▶ Brief
Copy out the entries unchanged, starting at the beginning of the records and continuing through the line that contains "x-tick-label: 2021 — [313, 386, 359, 407]", that line included.

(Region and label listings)
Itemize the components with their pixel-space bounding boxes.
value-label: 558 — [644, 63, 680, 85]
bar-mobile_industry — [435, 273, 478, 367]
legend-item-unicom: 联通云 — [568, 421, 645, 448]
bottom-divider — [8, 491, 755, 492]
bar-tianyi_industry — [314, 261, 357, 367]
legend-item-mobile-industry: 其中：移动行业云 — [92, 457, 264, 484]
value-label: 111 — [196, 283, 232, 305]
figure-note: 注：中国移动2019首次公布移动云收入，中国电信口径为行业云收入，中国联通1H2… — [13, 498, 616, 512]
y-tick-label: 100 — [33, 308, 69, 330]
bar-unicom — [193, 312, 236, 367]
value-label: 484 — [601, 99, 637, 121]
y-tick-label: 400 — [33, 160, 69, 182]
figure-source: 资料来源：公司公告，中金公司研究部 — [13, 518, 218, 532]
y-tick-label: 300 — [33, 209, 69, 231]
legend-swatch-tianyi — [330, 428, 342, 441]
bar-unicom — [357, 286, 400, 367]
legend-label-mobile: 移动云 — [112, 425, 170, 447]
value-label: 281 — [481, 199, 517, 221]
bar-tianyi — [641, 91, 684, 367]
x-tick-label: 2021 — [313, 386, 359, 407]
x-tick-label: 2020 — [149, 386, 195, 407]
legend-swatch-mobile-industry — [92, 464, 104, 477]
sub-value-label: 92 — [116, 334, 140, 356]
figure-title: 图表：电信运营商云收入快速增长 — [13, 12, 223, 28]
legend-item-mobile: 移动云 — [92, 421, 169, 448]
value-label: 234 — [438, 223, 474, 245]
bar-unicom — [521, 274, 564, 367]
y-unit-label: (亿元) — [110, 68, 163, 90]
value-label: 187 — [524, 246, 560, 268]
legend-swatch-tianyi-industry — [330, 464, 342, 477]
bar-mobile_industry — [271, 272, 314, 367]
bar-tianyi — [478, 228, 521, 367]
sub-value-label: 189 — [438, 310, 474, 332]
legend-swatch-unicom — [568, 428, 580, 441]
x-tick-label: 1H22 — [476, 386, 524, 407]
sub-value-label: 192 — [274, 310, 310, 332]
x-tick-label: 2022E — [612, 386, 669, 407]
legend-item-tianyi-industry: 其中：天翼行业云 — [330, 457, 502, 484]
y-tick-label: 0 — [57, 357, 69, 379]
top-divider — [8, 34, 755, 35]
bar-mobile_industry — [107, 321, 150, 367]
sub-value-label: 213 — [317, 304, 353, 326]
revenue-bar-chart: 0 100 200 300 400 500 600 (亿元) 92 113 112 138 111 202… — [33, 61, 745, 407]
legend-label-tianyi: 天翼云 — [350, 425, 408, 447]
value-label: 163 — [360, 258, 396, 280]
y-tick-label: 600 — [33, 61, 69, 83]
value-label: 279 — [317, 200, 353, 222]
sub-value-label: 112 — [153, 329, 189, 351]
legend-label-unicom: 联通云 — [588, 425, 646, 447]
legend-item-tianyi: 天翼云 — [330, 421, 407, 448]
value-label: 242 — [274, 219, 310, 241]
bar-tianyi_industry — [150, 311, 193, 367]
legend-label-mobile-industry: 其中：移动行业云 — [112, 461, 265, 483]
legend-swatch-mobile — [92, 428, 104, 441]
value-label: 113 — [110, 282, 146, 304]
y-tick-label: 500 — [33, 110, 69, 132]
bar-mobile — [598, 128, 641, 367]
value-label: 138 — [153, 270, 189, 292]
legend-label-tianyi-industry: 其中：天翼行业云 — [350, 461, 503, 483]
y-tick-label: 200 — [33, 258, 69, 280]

▶ Exercise result
Itemize the components with their pixel-space bounding boxes.
value-label: 558 — [644, 63, 680, 85]
bar-mobile_industry — [435, 273, 478, 367]
legend-item-unicom: 联通云 — [568, 421, 645, 448]
bottom-divider — [8, 491, 755, 492]
bar-tianyi_industry — [314, 261, 357, 367]
legend-item-mobile-industry: 其中：移动行业云 — [92, 457, 264, 484]
value-label: 111 — [196, 283, 232, 305]
figure-note: 注：中国移动2019首次公布移动云收入，中国电信口径为行业云收入，中国联通1H2… — [13, 498, 616, 512]
y-tick-label: 100 — [33, 308, 69, 330]
bar-unicom — [193, 312, 236, 367]
value-label: 484 — [601, 99, 637, 121]
y-tick-label: 400 — [33, 160, 69, 182]
figure-source: 资料来源：公司公告，中金公司研究部 — [13, 518, 218, 532]
y-tick-label: 300 — [33, 209, 69, 231]
legend-swatch-tianyi — [330, 428, 342, 441]
bar-unicom — [357, 286, 400, 367]
legend-label-mobile: 移动云 — [112, 425, 170, 447]
value-label: 281 — [481, 199, 517, 221]
bar-tianyi — [641, 91, 684, 367]
x-tick-label: 2021 — [313, 386, 359, 407]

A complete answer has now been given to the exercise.